**WHAT THE TASK ASKS**
Quote the whole listing exactly. Leave the pictures out of your copy.

>> BEGIN

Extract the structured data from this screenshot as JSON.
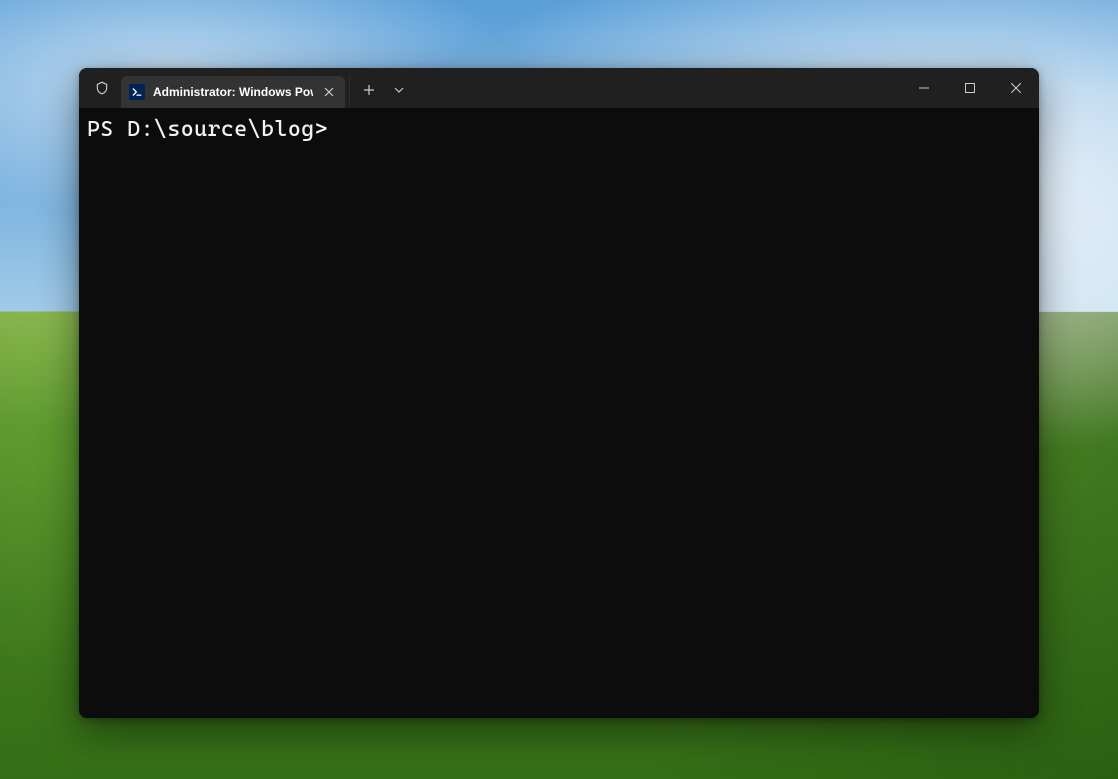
{
  "window": {
    "tab": {
      "title": "Administrator: Windows PowerShell",
      "icon_name": "powershell-icon"
    },
    "admin_shield": "shield-icon",
    "controls": {
      "minimize": "minimize-icon",
      "maximize": "maximize-icon",
      "close": "close-icon"
    }
  },
  "terminal": {
    "prompt": "PS D:\\source\\blog> "
  }
}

>> END

**COMPLETE ANSWER**
Extract the structured data from this screenshot as JSON.
{
  "window": {
    "tab": {
      "title": "Administrator: Windows PowerShell",
      "icon_name": "powershell-icon"
    },
    "admin_shield": "shield-icon",
    "controls": {
      "minimize": "minimize-icon",
      "maximize": "maximize-icon",
      "close": "close-icon"
    }
  },
  "terminal": {
    "prompt": "PS D:\\source\\blog> "
  }
}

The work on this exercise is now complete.